> _TASK OBJECTIVE_: Every entry here needs to be repeated exactly.

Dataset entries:
## START

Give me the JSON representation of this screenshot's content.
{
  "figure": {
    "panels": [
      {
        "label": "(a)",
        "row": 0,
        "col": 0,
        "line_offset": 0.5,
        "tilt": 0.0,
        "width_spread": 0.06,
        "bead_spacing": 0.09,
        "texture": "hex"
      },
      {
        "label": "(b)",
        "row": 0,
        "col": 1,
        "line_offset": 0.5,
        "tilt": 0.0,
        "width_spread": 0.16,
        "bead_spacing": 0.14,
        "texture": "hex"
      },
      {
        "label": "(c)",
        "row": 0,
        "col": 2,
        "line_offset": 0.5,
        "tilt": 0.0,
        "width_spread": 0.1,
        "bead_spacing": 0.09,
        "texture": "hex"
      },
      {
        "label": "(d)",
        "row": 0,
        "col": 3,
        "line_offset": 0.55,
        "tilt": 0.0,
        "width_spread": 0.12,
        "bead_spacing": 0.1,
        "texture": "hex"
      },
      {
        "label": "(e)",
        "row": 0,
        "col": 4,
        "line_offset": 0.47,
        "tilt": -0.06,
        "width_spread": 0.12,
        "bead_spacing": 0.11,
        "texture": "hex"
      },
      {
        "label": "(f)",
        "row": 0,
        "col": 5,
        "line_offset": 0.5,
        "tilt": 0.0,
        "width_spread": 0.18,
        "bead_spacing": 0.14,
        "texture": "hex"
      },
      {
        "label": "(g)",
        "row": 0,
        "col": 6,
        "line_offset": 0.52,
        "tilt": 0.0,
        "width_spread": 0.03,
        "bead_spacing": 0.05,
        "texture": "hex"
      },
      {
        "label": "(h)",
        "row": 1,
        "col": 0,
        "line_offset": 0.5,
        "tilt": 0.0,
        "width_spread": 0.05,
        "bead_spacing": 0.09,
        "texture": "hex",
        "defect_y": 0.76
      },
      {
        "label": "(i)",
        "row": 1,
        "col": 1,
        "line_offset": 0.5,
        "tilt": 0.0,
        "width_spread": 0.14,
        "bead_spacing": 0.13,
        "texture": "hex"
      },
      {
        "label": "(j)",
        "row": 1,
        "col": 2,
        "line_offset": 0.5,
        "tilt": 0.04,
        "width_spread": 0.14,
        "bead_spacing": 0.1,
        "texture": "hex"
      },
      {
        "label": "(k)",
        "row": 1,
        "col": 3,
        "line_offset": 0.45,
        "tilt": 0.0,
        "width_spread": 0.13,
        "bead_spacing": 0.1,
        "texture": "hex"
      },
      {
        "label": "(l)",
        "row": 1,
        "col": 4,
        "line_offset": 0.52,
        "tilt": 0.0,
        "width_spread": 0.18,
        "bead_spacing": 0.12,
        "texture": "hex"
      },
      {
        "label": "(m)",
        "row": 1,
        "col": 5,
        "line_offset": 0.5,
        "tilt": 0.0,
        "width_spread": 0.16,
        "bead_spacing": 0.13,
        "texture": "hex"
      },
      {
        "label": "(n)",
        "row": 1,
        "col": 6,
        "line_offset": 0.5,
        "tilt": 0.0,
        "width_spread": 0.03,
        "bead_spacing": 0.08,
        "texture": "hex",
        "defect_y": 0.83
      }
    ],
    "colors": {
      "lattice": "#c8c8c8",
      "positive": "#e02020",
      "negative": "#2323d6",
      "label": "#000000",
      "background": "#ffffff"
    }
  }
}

## END

> _RESULT OF THIS TASK_:
Give me the JSON representation of this screenshot's content.
{
  "figure": {
    "panels": [
      {
        "label": "(a)",
        "row": 0,
        "col": 0,
        "line_offset": 0.5,
        "tilt": 0.0,
        "width_spread": 0.06,
        "bead_spacing": 0.09,
        "texture": "hex"
      },
      {
        "label": "(b)",
        "row": 0,
        "col": 1,
        "line_offset": 0.5,
        "tilt": 0.0,
        "width_spread": 0.16,
        "bead_spacing": 0.14,
        "texture": "hex"
      },
      {
        "label": "(c)",
        "row": 0,
        "col": 2,
        "line_offset": 0.5,
        "tilt": 0.0,
        "width_spread": 0.1,
        "bead_spacing": 0.09,
        "texture": "hex"
      },
      {
        "label": "(d)",
        "row": 0,
        "col": 3,
        "line_offset": 0.55,
        "tilt": 0.0,
        "width_spread": 0.12,
        "bead_spacing": 0.1,
        "texture": "hex"
      },
      {
        "label": "(e)",
        "row": 0,
        "col": 4,
        "line_offset": 0.47,
        "tilt": -0.06,
        "width_spread": 0.12,
        "bead_spacing": 0.11,
        "texture": "hex"
      },
      {
        "label": "(f)",
        "row": 0,
        "col": 5,
        "line_offset": 0.5,
        "tilt": 0.0,
        "width_spread": 0.18,
        "bead_spacing": 0.14,
        "texture": "hex"
      },
      {
        "label": "(g)",
        "row": 0,
        "col": 6,
        "line_offset": 0.52,
        "tilt": 0.0,
        "width_spread": 0.03,
        "bead_spacing": 0.05,
        "texture": "hex"
      },
      {
        "label": "(h)",
        "row": 1,
        "col": 0,
        "line_offset": 0.5,
        "tilt": 0.0,
        "width_spread": 0.05,
        "bead_spacing": 0.09,
        "texture": "hex",
        "defect_y": 0.76
      },
      {
        "label": "(i)",
        "row": 1,
        "col": 1,
        "line_offset": 0.5,
        "tilt": 0.0,
        "width_spread": 0.14,
        "bead_spacing": 0.13,
        "texture": "hex"
      },
      {
        "label": "(j)",
        "row": 1,
        "col": 2,
        "line_offset": 0.5,
        "tilt": 0.04,
        "width_spread": 0.14,
        "bead_spacing": 0.1,
        "texture": "hex"
      },
      {
        "label": "(k)",
        "row": 1,
        "col": 3,
        "line_offset": 0.45,
        "tilt": 0.0,
        "width_spread": 0.13,
        "bead_spacing": 0.1,
        "texture": "hex"
      },
      {
        "label": "(l)",
        "row": 1,
        "col": 4,
        "line_offset": 0.52,
        "tilt": 0.0,
        "width_spread": 0.18,
        "bead_spacing": 0.12,
        "texture": "hex"
      },
      {
        "label": "(m)",
        "row": 1,
        "col": 5,
        "line_offset": 0.5,
        "tilt": 0.0,
        "width_spread": 0.16,
        "bead_spacing": 0.13,
        "texture": "hex"
      },
      {
        "label": "(n)",
        "row": 1,
        "col": 6,
        "line_offset": 0.5,
        "tilt": 0.0,
        "width_spread": 0.03,
        "bead_spacing": 0.08,
        "texture": "hex",
        "defect_y": 0.83
      }
    ],
    "colors": {
      "lattice": "#c8c8c8",
      "positive": "#e02020",
      "negative": "#2323d6",
      "label": "#000000",
      "background": "#ffffff"
    }
  }
}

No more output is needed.